Criminalisation du droit de parole et de conscience

D'autres mesures administratives au Québec pour criminaliser la participation des citoyens à la vie politique

– Geneviève Royer –

Le gouvernement du Québec prend les mesures les plus ridicules pour criminaliser la dissidence au nom de la défense de la démocratie. Le 10 avril, Andrée Laforest, ministre des Affaires municipales, a déposé le projet de loi 57, Loi édictant la Loi visant à protéger les élus et à favoriser l'exercice sans entraves de leurs fonctions et modifiant diverses dispositions législatives concernant le domaine municipal.

Le projet de loi donnerait à la police politique du Québec le pouvoir de sévir contre des citoyens et résidents qui manifestent devant les bureaux des députés fédéraux ou provinciaux ou d'élus municipaux, ou qui envoient des lettres, lancent des pétitions ou écrivent à leur sujet, de telles actions étant considérées comme des atteintes aux valeurs canadiennes et québécoises et aux intérêts de l'État. Il s'agit d'une extension des plus flagrantes des pouvoirs dictatoriaux contre la liberté d'expression et le droit du peuple d'agir pour défendre ses droits et ceux de tous.
-*-
CONSIGNE ÉCRITE:
Recopiez le passage du texte sur le projet de loi 57 qui commence aux mots « Le gouvernement du » et s'arrête après « le domaine municipal. », en substituant « gouvernement québécois » à « gouvernement du Québec ».
-*-
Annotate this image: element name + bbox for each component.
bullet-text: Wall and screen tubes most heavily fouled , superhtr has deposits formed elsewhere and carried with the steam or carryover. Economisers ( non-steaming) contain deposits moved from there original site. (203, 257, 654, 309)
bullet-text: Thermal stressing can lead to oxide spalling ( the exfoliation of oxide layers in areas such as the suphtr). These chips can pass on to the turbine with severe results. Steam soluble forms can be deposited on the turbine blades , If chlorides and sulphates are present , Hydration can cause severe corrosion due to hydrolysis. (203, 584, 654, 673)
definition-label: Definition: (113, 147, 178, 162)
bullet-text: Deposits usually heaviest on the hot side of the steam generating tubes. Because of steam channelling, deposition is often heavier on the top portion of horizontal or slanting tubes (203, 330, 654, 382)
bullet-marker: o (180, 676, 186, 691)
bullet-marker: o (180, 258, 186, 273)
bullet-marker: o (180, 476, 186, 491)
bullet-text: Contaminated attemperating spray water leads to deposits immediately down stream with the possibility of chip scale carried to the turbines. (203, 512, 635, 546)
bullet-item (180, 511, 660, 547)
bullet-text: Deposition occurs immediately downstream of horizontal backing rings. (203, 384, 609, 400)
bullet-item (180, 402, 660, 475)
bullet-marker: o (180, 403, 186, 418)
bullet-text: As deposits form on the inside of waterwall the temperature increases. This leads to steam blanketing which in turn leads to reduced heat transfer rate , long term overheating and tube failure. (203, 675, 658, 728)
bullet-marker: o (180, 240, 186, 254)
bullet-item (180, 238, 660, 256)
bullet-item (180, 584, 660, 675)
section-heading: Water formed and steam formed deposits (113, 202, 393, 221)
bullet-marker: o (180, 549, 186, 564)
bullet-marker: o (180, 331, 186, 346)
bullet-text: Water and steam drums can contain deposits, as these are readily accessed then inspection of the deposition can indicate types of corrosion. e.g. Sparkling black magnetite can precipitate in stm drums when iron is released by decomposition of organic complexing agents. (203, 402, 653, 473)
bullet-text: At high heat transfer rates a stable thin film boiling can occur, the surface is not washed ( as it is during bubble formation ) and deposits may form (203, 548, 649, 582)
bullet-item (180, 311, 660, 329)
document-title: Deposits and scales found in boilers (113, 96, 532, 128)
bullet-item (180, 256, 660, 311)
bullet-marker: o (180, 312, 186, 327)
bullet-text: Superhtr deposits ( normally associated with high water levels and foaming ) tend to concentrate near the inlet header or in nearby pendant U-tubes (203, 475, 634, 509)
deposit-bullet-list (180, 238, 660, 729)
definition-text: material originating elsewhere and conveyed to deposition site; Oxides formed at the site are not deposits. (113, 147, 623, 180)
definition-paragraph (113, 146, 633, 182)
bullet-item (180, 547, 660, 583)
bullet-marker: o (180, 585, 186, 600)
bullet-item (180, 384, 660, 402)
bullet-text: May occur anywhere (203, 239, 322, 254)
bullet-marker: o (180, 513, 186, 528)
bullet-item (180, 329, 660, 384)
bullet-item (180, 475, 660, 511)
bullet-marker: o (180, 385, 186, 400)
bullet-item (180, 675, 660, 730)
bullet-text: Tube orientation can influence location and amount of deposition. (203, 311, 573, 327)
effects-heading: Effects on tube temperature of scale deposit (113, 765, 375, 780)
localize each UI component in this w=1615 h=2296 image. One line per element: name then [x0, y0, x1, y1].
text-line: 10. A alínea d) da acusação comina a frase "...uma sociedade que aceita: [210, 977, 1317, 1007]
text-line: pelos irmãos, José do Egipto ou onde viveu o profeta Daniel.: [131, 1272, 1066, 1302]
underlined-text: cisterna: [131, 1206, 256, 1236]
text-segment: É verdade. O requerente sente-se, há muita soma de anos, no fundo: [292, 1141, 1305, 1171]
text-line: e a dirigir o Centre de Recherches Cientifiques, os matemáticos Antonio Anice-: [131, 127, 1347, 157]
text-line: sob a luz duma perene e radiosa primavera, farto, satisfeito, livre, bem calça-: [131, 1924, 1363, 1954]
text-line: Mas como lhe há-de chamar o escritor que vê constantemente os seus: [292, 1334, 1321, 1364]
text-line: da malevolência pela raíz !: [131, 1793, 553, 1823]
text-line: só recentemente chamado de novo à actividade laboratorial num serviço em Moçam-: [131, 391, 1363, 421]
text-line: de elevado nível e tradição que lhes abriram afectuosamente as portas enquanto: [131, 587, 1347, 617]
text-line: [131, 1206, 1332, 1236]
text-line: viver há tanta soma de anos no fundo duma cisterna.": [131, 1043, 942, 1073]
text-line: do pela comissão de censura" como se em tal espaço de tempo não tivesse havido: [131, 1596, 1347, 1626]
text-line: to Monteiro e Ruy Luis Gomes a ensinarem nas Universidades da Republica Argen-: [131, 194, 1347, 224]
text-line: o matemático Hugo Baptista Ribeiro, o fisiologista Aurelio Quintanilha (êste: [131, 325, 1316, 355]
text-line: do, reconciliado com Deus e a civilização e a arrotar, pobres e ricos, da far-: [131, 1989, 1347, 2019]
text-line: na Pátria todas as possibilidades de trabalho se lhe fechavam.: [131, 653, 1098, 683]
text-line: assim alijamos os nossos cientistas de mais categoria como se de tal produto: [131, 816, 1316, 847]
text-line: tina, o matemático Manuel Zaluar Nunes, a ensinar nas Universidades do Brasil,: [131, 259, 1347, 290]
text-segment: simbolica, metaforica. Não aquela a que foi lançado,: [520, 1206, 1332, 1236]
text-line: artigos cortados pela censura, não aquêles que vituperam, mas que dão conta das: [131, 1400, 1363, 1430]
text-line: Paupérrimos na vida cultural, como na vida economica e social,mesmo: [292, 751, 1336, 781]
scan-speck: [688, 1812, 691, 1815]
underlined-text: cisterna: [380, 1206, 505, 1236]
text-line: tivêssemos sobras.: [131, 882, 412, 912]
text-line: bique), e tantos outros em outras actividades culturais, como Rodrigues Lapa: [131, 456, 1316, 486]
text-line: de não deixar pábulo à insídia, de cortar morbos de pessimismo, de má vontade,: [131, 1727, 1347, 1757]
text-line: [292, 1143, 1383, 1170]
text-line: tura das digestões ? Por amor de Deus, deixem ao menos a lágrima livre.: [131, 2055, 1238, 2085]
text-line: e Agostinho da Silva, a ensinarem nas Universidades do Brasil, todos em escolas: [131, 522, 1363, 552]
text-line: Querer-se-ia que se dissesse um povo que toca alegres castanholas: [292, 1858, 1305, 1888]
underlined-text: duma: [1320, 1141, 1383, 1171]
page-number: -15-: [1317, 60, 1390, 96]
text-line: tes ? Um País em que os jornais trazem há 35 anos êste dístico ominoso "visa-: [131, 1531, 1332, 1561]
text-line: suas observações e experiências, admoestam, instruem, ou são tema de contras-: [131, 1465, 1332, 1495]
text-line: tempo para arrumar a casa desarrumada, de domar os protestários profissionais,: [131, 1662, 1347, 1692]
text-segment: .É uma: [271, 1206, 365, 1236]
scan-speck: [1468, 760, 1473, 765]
-*-
RÉPONSE À L'EXERCICE:
Le gouvernement québécois prend les mesures les plus ridicules pour criminaliser la dissidence au nom de la défense de la démocratie. Le 10 avril, Andrée Laforest, ministre des Affaires municipales, a déposé le projet de loi 57, Loi édictant la Loi visant à protéger les élus et à favoriser l'exercice sans entraves de leurs fonctions et modifiant diverses dispositions législatives concernant le domaine municipal.